+++ TASK INPUTS +++

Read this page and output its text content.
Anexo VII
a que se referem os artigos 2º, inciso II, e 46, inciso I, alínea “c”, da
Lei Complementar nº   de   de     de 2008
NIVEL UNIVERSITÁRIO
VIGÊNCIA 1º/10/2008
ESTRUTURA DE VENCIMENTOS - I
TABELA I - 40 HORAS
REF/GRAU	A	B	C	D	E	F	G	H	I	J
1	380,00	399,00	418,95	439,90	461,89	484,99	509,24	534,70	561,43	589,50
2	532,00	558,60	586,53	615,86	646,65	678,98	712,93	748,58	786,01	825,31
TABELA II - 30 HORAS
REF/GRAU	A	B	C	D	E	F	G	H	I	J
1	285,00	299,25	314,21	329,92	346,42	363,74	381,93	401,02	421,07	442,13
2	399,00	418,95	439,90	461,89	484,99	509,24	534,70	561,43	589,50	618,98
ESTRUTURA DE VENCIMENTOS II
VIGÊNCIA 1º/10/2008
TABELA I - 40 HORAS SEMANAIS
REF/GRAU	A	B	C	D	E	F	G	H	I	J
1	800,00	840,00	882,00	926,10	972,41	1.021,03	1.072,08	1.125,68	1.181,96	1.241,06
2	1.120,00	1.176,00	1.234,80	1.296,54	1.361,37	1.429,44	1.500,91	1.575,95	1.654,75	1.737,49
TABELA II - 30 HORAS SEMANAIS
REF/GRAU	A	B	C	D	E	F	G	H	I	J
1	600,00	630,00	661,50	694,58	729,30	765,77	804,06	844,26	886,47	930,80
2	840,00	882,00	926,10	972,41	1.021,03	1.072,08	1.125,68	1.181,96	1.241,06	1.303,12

+++
+++ TASK INPUTS +++

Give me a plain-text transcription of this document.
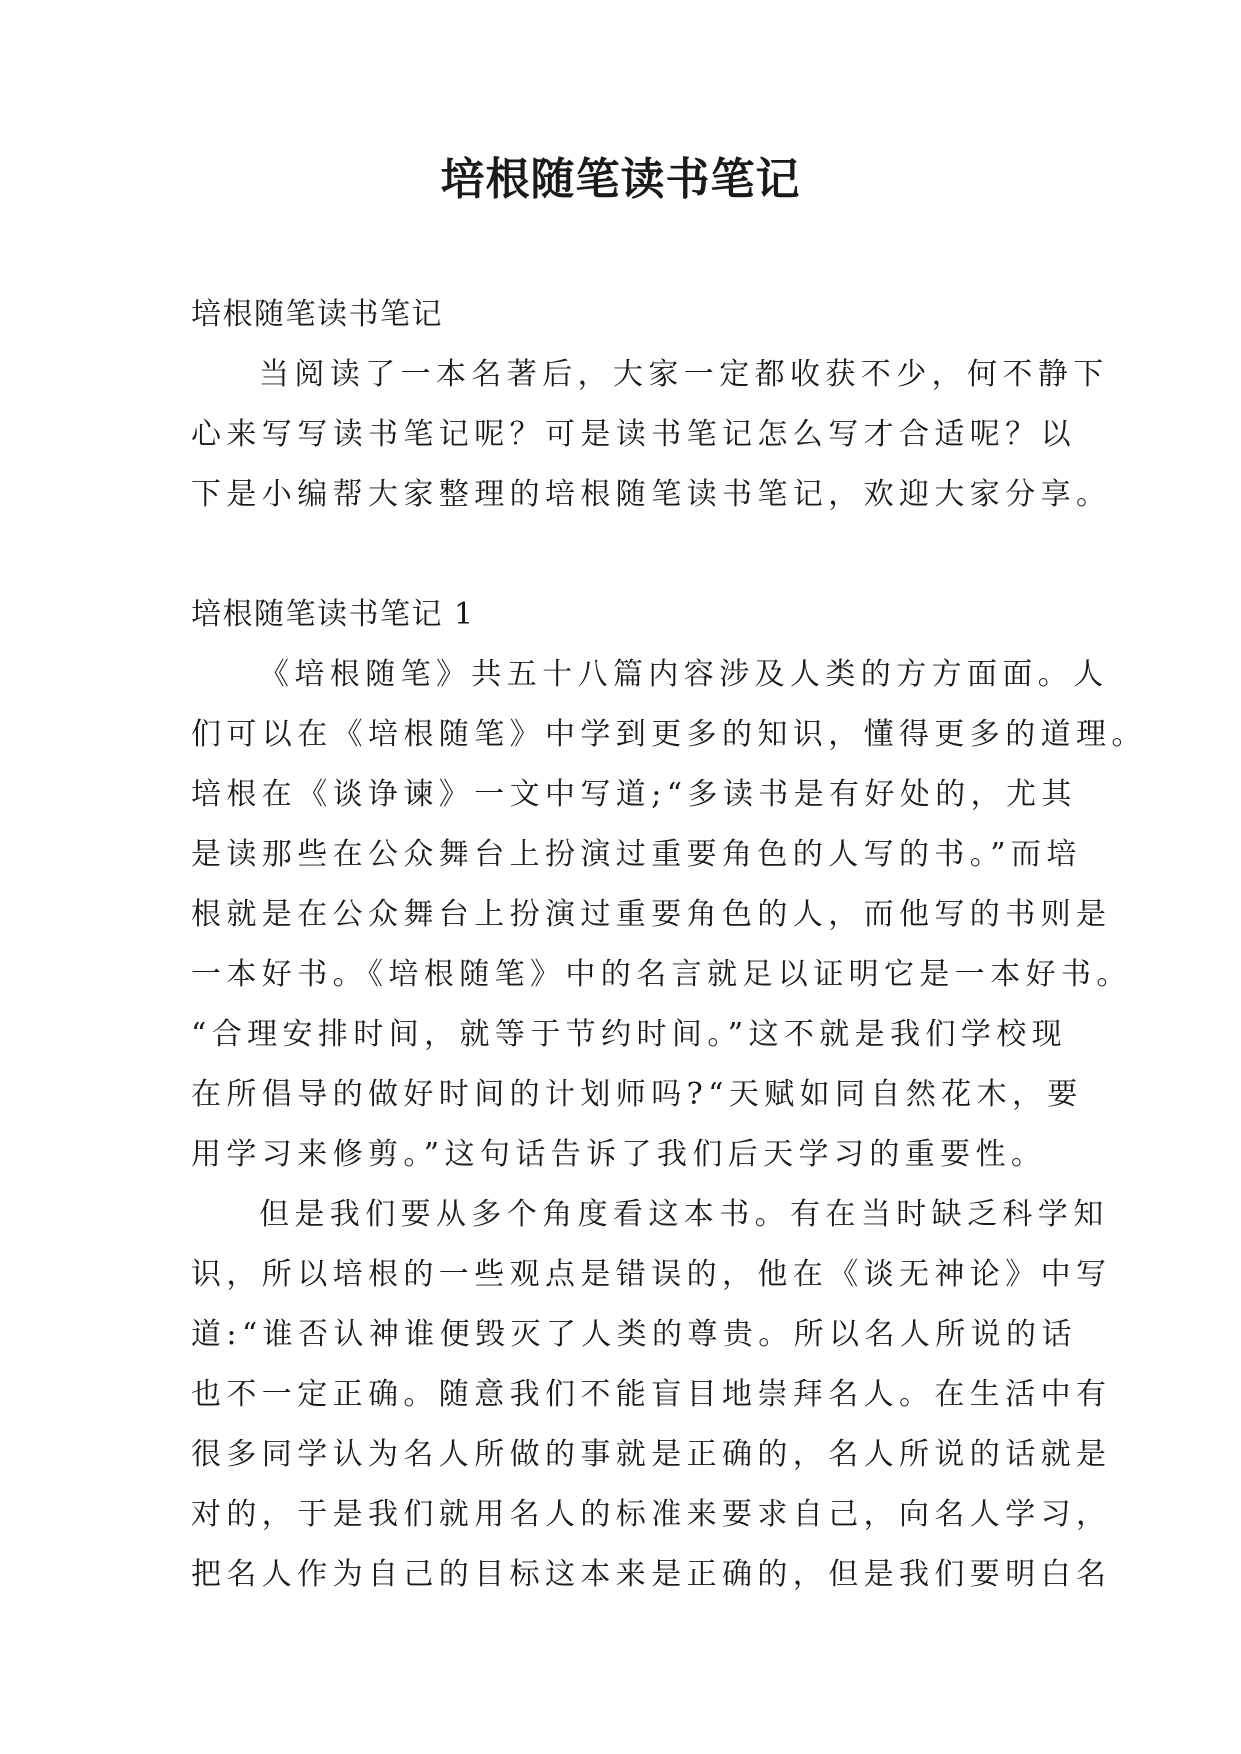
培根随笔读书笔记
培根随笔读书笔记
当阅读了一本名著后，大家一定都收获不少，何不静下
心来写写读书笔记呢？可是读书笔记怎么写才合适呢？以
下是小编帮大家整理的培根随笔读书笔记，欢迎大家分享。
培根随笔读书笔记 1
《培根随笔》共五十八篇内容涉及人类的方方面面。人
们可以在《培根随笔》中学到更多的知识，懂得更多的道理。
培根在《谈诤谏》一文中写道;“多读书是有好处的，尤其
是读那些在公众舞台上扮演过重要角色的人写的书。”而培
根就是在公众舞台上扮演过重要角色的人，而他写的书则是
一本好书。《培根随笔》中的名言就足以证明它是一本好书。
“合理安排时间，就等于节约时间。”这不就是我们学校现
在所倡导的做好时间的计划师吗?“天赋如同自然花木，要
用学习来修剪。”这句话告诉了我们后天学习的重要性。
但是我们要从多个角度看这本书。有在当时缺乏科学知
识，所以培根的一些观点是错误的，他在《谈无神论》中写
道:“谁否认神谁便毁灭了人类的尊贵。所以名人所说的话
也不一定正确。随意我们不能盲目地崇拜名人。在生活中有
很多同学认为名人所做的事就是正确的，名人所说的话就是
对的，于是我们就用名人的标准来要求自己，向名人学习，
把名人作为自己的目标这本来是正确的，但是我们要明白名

+++

- EXERCISE: Report each line of the material above where the word "TABELA" appears.

- EXERCISE ANSWER:
TABELA I - 40 HORAS
TABELA II - 30 HORAS
TABELA I - 40 HORAS SEMANAIS
TABELA II - 30 HORAS SEMANAIS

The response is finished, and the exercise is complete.